Love Letter About Humanity's Ultimate Melting Pot

Language is something that can’t be quantified, isn’t something that can be turned singular, or manipulated without the erosion of years and a thousand new words and cultures born in the spaces between point A and B. Language is a judgement. Our synonyms and our antonyms are reflections, our homophones and definitions are how we look in the mirror, how we see the connections our generational brains make, the lines we draw in the sand to settle in the boundaries of our society. When thys and thous turn to whos and whats we transform our ideas, our values, our lives, and when we create slang that becomes definitions, when we pick apart bits of old and dead languages and smooth them over with our own pronunciations and letters and definitions, we set the past into the future and present, we tie a string with a can at each end and shout to each other across the halls of time.

> **Given data**
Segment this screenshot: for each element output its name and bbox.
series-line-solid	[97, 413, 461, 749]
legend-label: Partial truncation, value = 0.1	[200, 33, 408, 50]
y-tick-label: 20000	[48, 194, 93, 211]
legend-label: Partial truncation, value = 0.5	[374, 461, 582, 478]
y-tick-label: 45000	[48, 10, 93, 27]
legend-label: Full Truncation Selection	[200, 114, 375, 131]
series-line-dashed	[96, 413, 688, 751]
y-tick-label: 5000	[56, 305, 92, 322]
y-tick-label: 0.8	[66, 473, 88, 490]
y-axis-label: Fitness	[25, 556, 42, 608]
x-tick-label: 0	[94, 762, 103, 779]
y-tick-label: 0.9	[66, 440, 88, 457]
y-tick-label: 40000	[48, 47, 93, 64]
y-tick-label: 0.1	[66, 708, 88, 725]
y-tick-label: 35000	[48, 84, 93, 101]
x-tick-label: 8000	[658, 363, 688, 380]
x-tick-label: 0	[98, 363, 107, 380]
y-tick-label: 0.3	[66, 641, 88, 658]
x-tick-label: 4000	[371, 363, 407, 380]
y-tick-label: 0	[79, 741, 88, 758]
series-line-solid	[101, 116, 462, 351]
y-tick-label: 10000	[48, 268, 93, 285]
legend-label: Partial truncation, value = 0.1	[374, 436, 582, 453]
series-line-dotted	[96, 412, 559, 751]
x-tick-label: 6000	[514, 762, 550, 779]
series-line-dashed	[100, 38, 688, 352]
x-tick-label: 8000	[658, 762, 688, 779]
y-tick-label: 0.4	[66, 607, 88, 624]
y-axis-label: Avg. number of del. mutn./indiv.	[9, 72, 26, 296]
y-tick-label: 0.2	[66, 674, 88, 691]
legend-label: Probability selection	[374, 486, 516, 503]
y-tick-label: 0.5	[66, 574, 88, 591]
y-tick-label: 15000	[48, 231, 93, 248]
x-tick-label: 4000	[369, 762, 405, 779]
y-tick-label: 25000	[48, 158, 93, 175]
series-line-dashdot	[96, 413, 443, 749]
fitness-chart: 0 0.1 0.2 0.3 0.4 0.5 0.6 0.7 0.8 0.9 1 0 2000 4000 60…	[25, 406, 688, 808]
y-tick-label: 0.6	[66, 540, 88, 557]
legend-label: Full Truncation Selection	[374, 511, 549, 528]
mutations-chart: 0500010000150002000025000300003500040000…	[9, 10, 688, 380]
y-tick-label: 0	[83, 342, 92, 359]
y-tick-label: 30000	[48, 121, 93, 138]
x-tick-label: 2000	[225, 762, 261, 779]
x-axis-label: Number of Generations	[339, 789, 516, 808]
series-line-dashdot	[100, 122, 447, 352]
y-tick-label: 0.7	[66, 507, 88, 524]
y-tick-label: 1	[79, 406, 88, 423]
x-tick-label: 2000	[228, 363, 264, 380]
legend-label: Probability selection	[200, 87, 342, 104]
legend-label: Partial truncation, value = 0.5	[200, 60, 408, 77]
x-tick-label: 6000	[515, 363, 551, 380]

> **Work to do**
- a) Count the lines in the records that contain the word "Full", and reply with the number alone.
- b) Carry the essay on language forward from the point where it stops.
The text and the records have no connection to each other.

> **Task results**
- a) 2

- b)
Words can birth cuts on our skin and mind, can scar our hearts, can make us taste anger or love, fear or hate. Words can make us into new people, with faces we don’t even recognize. Words can sear themselves into our ribcages and we can carry their mark forever. The phonics that our haphazard alphabet creates are ever changing and our spelling deteriorates over time, but language, words, are born anew every time we utter them, so thys and whous and wherefore art thous still hold meaning, but they’ve faded into ancestral memory, and language is born again, trading grammar and meanings all the time so that what meant one thing means another in a thousand years.

Our sentence structure grows aged more faster than our dictionary does, decaying over time as it tries to keep its nouns, adjectives, verbs, adverbs, and prepositions all in one place, as it tries to to manufacture stories with the words all in the same place it decays, slowly being born anew as it reinvents itself to accommodate a brighter, darker culture full of anger and tranquility, love and war, caresses and fists, insults and compliments. As it compensates, it degrades. We lose the place of words in our novels and shows and movies and poems as we try to piece them together with fractured knowledge and a new world mindset that cares not for the old way. So as a snake, we shed the skin of the past and adorn a new layer to survive the next heat wave full of phonics and letters and grammar and pronunciations.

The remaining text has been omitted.